Turn the listing below into a Markdown table, starting with the line that contains "- vm-tab-icon: [17, 72, 29, 84]" and going on through the line that contains "- sound-card-icon: [133, 212, 143, 224]". Use a Row column to number each line and a Line column to hold it, leaving out any blank lines.

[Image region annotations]
_____

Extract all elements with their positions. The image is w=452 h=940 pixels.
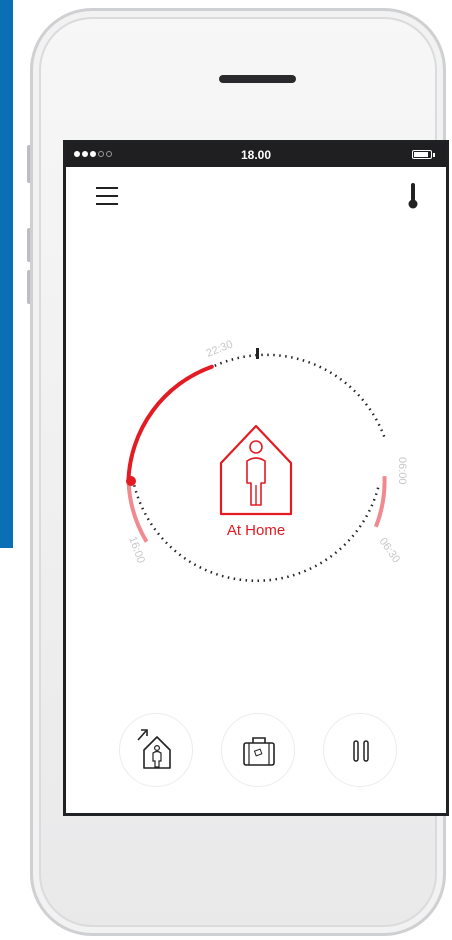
suitcase-icon	[243, 737, 275, 766]
vacation-button[interactable]	[221, 713, 295, 787]
house-arrow-icon	[137, 729, 171, 769]
schedule-handle[interactable]	[126, 476, 136, 486]
mode-label: At Home	[226, 522, 286, 539]
app-screen: 18.00 22:30 06:00 06:30 16:00 At Home	[63, 140, 449, 816]
time-label-2230: 22:30	[205, 338, 235, 359]
earpiece-speaker	[219, 75, 296, 83]
time-label-0600: 06:00	[396, 457, 408, 485]
time-label-0630: 06:30	[377, 536, 403, 565]
house-person-icon	[219, 424, 293, 516]
current-time-marker	[256, 348, 259, 359]
pause-icon	[353, 740, 369, 762]
active-schedule-arc[interactable]	[126, 364, 214, 483]
pause-button[interactable]	[323, 713, 397, 787]
home-away-button[interactable]	[119, 713, 193, 787]
background-blue-strip	[0, 0, 13, 548]
dial-track-upper	[214, 353, 386, 439]
morning-segment-arc[interactable]	[374, 476, 387, 528]
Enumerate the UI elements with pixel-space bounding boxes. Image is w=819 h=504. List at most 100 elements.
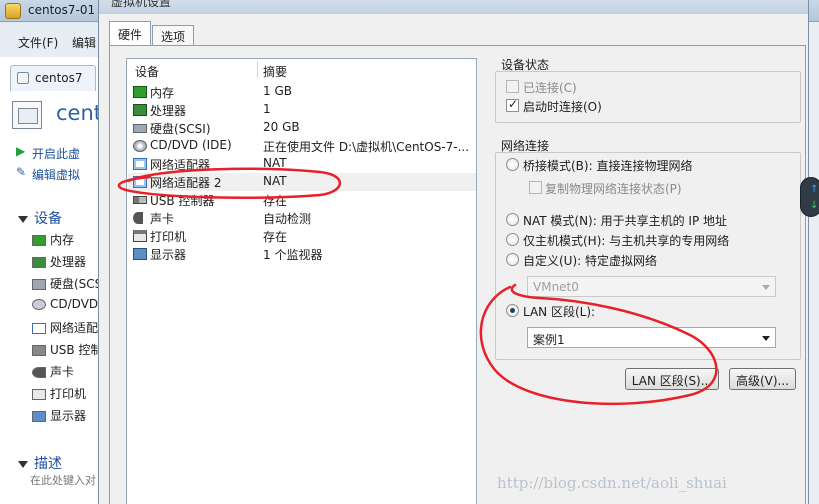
- vm-tab-icon: [17, 72, 29, 84]
- lan-segment-label: LAN 区段(L):: [523, 305, 596, 319]
- dialog-title: 虚拟机设置: [111, 0, 172, 9]
- custom-radio[interactable]: [506, 253, 519, 266]
- bg-device-label: 网络适配: [50, 321, 99, 335]
- device-summary: 20 GB: [263, 120, 300, 134]
- hard-disk-icon: [133, 124, 147, 133]
- sound-card-icon: [133, 212, 143, 224]
- connect-at-power-on-checkbox[interactable]: [506, 97, 519, 112]
- description-placeholder[interactable]: 在此处键入对: [30, 472, 100, 488]
- vm-tab-label: centos7: [35, 71, 83, 85]
- device-list[interactable]: 设备 摘要 内存 1 GB 处理器 1 硬盘(SCSI) 20 GB CD/DV…: [126, 58, 477, 504]
- lan-segment-select[interactable]: 案例1: [527, 327, 776, 348]
- arrow-up-icon[interactable]: ↑: [810, 184, 818, 195]
- lan-segment-radio[interactable]: [506, 304, 519, 317]
- menu-file[interactable]: 文件(F): [18, 34, 58, 51]
- bg-device-label: 内存: [50, 233, 75, 247]
- cd-dvd-icon: [32, 299, 46, 310]
- replicate-state-checkbox[interactable]: [529, 181, 542, 194]
- edit-settings-label: 编辑虚拟: [32, 168, 81, 182]
- device-name: USB 控制器: [150, 194, 215, 208]
- bg-device-label: 声卡: [50, 365, 75, 379]
- device-row-network-adapter[interactable]: 网络适配器 NAT: [128, 155, 476, 173]
- bg-device-label: 打印机: [50, 387, 87, 401]
- nat-radio[interactable]: [506, 213, 519, 226]
- chevron-down-icon: [762, 336, 770, 341]
- device-name: 网络适配器: [150, 158, 211, 172]
- bridged-radio[interactable]: [506, 158, 519, 171]
- network-adapter-icon: [133, 158, 147, 170]
- dialog-titlebar: 虚拟机设置: [99, 0, 808, 14]
- tab-options[interactable]: 选项: [152, 25, 195, 45]
- device-name: 硬盘(SCSI): [150, 122, 211, 136]
- connected-label: 已连接(C): [523, 81, 577, 95]
- device-row-sound-card[interactable]: 声卡 自动检测: [128, 209, 476, 227]
- bg-window-right-edge: [809, 22, 819, 504]
- vm-tab[interactable]: centos7: [10, 65, 96, 91]
- bg-device-processor[interactable]: 处理器: [32, 253, 100, 271]
- device-row-printer[interactable]: 打印机 存在: [128, 227, 476, 245]
- host-only-label: 仅主机模式(H): 与主机共享的专用网络: [523, 234, 730, 248]
- bg-device-memory[interactable]: 内存: [32, 231, 100, 249]
- host-only-radio[interactable]: [506, 233, 519, 246]
- device-row-network-adapter-2[interactable]: 网络适配器 2 NAT: [128, 173, 476, 191]
- device-summary: NAT: [263, 174, 287, 188]
- printer-icon: [32, 389, 46, 400]
- device-name: 处理器: [150, 104, 187, 118]
- nat-label: NAT 模式(N): 用于共享主机的 IP 地址: [523, 214, 728, 228]
- usb-controller-icon: [133, 196, 147, 204]
- bg-device-usb[interactable]: USB 控制: [32, 341, 100, 359]
- lan-segments-button[interactable]: LAN 区段(S)...: [625, 368, 719, 390]
- device-summary: 存在: [263, 230, 288, 244]
- floating-nav-widget[interactable]: ↑ ↓: [800, 177, 819, 217]
- device-summary: 正在使用文件 D:\虚拟机\CentOS-7-...: [263, 140, 470, 154]
- collapse-triangle-icon: [18, 460, 28, 468]
- device-summary: 1: [263, 102, 271, 116]
- device-summary: 存在: [263, 194, 288, 208]
- device-name: 显示器: [150, 248, 187, 262]
- device-row-usb-controller[interactable]: USB 控制器 存在: [128, 191, 476, 209]
- device-name: CD/DVD (IDE): [150, 138, 232, 152]
- processor-icon: [133, 104, 147, 116]
- replicate-state-label: 复制物理网络连接状态(P): [545, 182, 682, 196]
- network-adapter-icon: [32, 323, 46, 334]
- vmware-logo-icon: [5, 3, 21, 19]
- device-name: 打印机: [150, 230, 187, 244]
- bg-device-cd[interactable]: CD/DVD: [32, 297, 100, 315]
- column-divider[interactable]: [257, 61, 258, 77]
- memory-icon: [133, 86, 147, 98]
- device-row-memory[interactable]: 内存 1 GB: [128, 83, 476, 101]
- arrow-down-icon[interactable]: ↓: [810, 200, 818, 211]
- bg-device-label: 硬盘(SCSI): [50, 277, 100, 291]
- cd-dvd-icon: [133, 140, 147, 152]
- devices-section-header[interactable]: 设备: [18, 208, 62, 228]
- menu-edit[interactable]: 编辑: [72, 34, 96, 51]
- custom-label: 自定义(U): 特定虚拟网络: [523, 254, 658, 268]
- chevron-down-icon: [762, 285, 770, 290]
- device-summary: 自动检测: [263, 212, 312, 226]
- bg-device-sound[interactable]: 声卡: [32, 363, 100, 381]
- column-header-device[interactable]: 设备: [135, 63, 159, 80]
- bg-device-printer[interactable]: 打印机: [32, 385, 100, 403]
- power-on-label: 开启此虚: [32, 147, 81, 161]
- device-row-processor[interactable]: 处理器 1: [128, 101, 476, 119]
- printer-icon: [133, 230, 147, 242]
- custom-vmnet-select[interactable]: VMnet0: [527, 276, 776, 297]
- description-section-header[interactable]: 描述: [18, 453, 62, 473]
- display-icon: [133, 248, 147, 260]
- device-row-display[interactable]: 显示器 1 个监视器: [128, 245, 476, 263]
- bridged-label: 桥接模式(B): 直接连接物理网络: [523, 159, 693, 173]
- device-row-hard-disk[interactable]: 硬盘(SCSI) 20 GB: [128, 119, 476, 137]
- device-row-cd-dvd[interactable]: CD/DVD (IDE) 正在使用文件 D:\虚拟机\CentOS-7-...: [128, 137, 476, 155]
- usb-controller-icon: [32, 345, 46, 356]
- column-header-summary[interactable]: 摘要: [263, 63, 287, 80]
- vm-large-icon: [12, 101, 42, 129]
- connected-checkbox[interactable]: [506, 80, 519, 93]
- connect-at-power-on-label: 启动时连接(O): [523, 100, 602, 114]
- advanced-button[interactable]: 高级(V)...: [729, 368, 796, 390]
- custom-vmnet-value: VMnet0: [533, 280, 579, 294]
- bg-device-display[interactable]: 显示器: [32, 407, 100, 425]
- vm-name-heading: cent: [56, 101, 103, 125]
- tab-hardware[interactable]: 硬件: [109, 21, 152, 45]
- bg-device-network[interactable]: 网络适配: [32, 319, 100, 337]
- bg-device-hdd[interactable]: 硬盘(SCSI): [32, 275, 100, 293]
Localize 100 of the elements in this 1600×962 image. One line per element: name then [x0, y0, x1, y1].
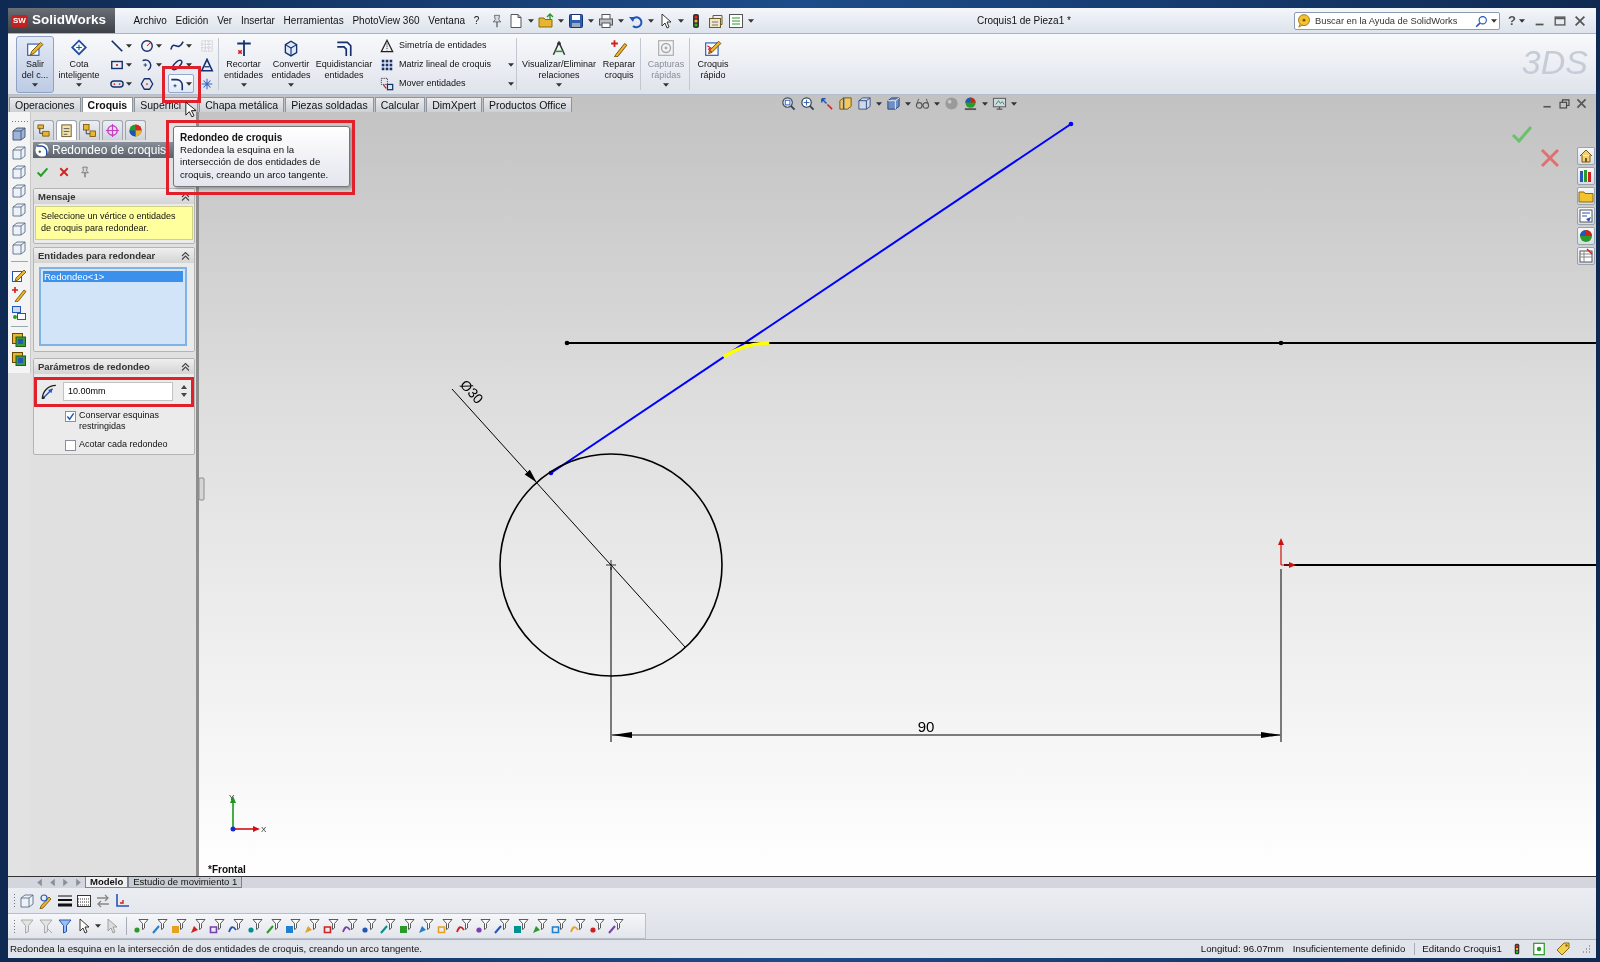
checkbox-label[interactable]: Conservar esquinas restringidas [79, 410, 189, 431]
dot-square-icon[interactable] [1532, 942, 1546, 956]
relations-button[interactable]: Visualizar/Eliminar relaciones [520, 36, 598, 93]
menu-item[interactable]: Ver [212, 14, 237, 27]
caret-icon[interactable] [876, 101, 883, 106]
bottom-tab[interactable]: Modelo [85, 877, 129, 888]
help-search-field[interactable]: Buscar en la Ayuda de SolidWorks [1294, 11, 1501, 30]
caret-icon[interactable] [557, 18, 564, 23]
caret-icon[interactable] [1491, 18, 1498, 23]
caret-icon[interactable] [156, 62, 162, 67]
checkbox-label[interactable]: Acotar cada redondeo [79, 439, 189, 450]
pushpin-icon[interactable] [79, 166, 91, 178]
face-filter-icon[interactable] [399, 918, 415, 934]
view-cube-icon[interactable] [11, 164, 27, 180]
view-cube-icon[interactable] [11, 202, 27, 218]
pushpin-icon[interactable] [489, 13, 504, 28]
menu-item[interactable]: PhotoView 360 [348, 14, 424, 27]
dot-filter-icon[interactable] [361, 918, 377, 934]
view-cube-icon[interactable] [11, 126, 27, 142]
layer-stack-icon[interactable] [11, 351, 27, 367]
caret-icon[interactable] [982, 101, 989, 106]
group-header[interactable]: Parámetros de redondeo [34, 359, 194, 374]
caret-icon[interactable] [186, 81, 192, 86]
edge-filter-icon[interactable] [380, 918, 396, 934]
panel-tab[interactable] [33, 120, 54, 140]
ribbon-tab[interactable]: Calcular [374, 97, 426, 112]
cancel-x-icon[interactable] [58, 166, 70, 178]
tag-icon[interactable] [1555, 941, 1571, 957]
ok-check-icon[interactable] [36, 165, 49, 179]
panel-tab[interactable] [125, 120, 146, 140]
collapse-chevron-icon[interactable] [181, 192, 190, 201]
section-view-icon[interactable] [838, 96, 854, 111]
caret-icon[interactable] [186, 43, 192, 48]
face-filter-icon[interactable] [285, 918, 301, 934]
frame-filter-icon[interactable] [437, 918, 453, 934]
color-ball-icon[interactable] [963, 96, 979, 111]
radius-field[interactable]: 10.00mm [63, 381, 173, 401]
caret-icon[interactable] [1519, 18, 1525, 23]
restore-icon[interactable] [1558, 97, 1571, 110]
caret-icon[interactable] [156, 43, 162, 48]
table-icon[interactable] [1577, 247, 1595, 265]
diameter-dimension-value[interactable]: Ø30 [457, 376, 487, 407]
move-button[interactable]: Mover entidades [380, 74, 514, 93]
triangle-filter-icon[interactable] [418, 918, 434, 934]
face-filter-icon[interactable] [513, 918, 529, 934]
linear-dimension-value[interactable]: 90 [917, 718, 935, 735]
linked-squares-icon[interactable] [11, 305, 27, 321]
ribbon-tab[interactable]: Croquis [81, 97, 134, 112]
collapse-chevron-icon[interactable] [181, 251, 190, 260]
collapse-chevron-icon[interactable] [181, 362, 190, 371]
pencil-plus-icon[interactable] [11, 286, 27, 302]
glasses-icon[interactable] [915, 96, 931, 111]
face-filter-icon[interactable] [171, 918, 187, 934]
caret-icon[interactable] [32, 83, 38, 87]
curve-filter-icon[interactable] [456, 918, 472, 934]
caret-icon[interactable] [747, 18, 754, 23]
close-icon[interactable] [1573, 13, 1587, 28]
printer-icon[interactable] [597, 12, 614, 29]
group-header[interactable]: Entidades para redondear [34, 248, 194, 263]
dot-filter-icon[interactable] [247, 918, 263, 934]
splitter-handle-icon[interactable] [199, 477, 205, 501]
caret-icon[interactable] [288, 83, 294, 87]
toolbar-grip-icon[interactable] [13, 893, 16, 908]
edge-filter-icon[interactable] [494, 918, 510, 934]
panel-tab[interactable] [79, 120, 100, 140]
caret-icon[interactable] [508, 81, 514, 86]
curve-filter-icon[interactable] [228, 918, 244, 934]
caret-icon[interactable] [677, 18, 684, 23]
axis-icon[interactable] [114, 892, 130, 909]
menu-item[interactable]: Archivo [129, 14, 172, 27]
checkbox[interactable] [65, 411, 76, 422]
offset-button[interactable]: Equidistanciar entidades [316, 36, 372, 93]
help-button[interactable]: ? [1508, 12, 1516, 29]
pattern-button[interactable]: Matriz lineal de croquis [380, 55, 514, 74]
exit-sketch-button[interactable]: Salir del c... [16, 36, 54, 93]
dot-filter-icon[interactable] [589, 918, 605, 934]
toolbar-grip-icon[interactable] [13, 918, 16, 934]
shaded-cube-icon[interactable] [886, 96, 902, 111]
caret-icon[interactable] [240, 83, 247, 87]
panel-tab[interactable] [56, 120, 77, 140]
view-cube-icon[interactable] [11, 240, 27, 256]
trim-button[interactable]: Recortar entidades [221, 36, 266, 93]
new-document-icon[interactable] [507, 12, 524, 29]
caret-icon[interactable] [527, 18, 534, 23]
repair-button[interactable]: Reparar croquis [600, 36, 638, 93]
group-header[interactable]: Mensaje [34, 189, 194, 204]
search-icon[interactable] [1475, 14, 1489, 28]
ribbon-tab[interactable]: DimXpert [426, 97, 482, 112]
frame-filter-icon[interactable] [323, 918, 339, 934]
confirm-check-icon[interactable] [1511, 126, 1533, 144]
options-sheet-icon[interactable] [707, 12, 724, 29]
caret-icon[interactable] [126, 81, 132, 86]
ribbon-tab[interactable]: Piezas soldadas [285, 97, 374, 112]
caret-icon[interactable] [556, 83, 562, 87]
caret-icon[interactable] [76, 83, 82, 87]
triangle-filter-icon[interactable] [532, 918, 548, 934]
ribbon-tab[interactable]: Productos Office [482, 97, 573, 112]
bottom-tab[interactable]: Estudio de movimiento 1 [128, 877, 243, 888]
edge-filter-icon[interactable] [152, 918, 168, 934]
folder-icon[interactable] [1577, 187, 1595, 205]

_____

Full response
| Row | Line |
|---|---|
| 1 | - vm-tab-icon: [17, 72, 29, 84] |
| 2 | - lan-segment-label: LAN 区段(L):: [523, 305, 596, 319] |
| 3 | - dialog-title: 虚拟机设置: [111, 0, 172, 9] |
| 4 | - custom-radio[interactable]: [506, 253, 519, 266] |
| 5 | - bg-device-label: 网络适配: [50, 321, 99, 335] |
| 6 | - device-summary: 20 GB: [263, 120, 300, 134] |
| 7 | - hard-disk-icon: [133, 124, 147, 133] |
| 8 | - sound-card-icon: [133, 212, 143, 224] |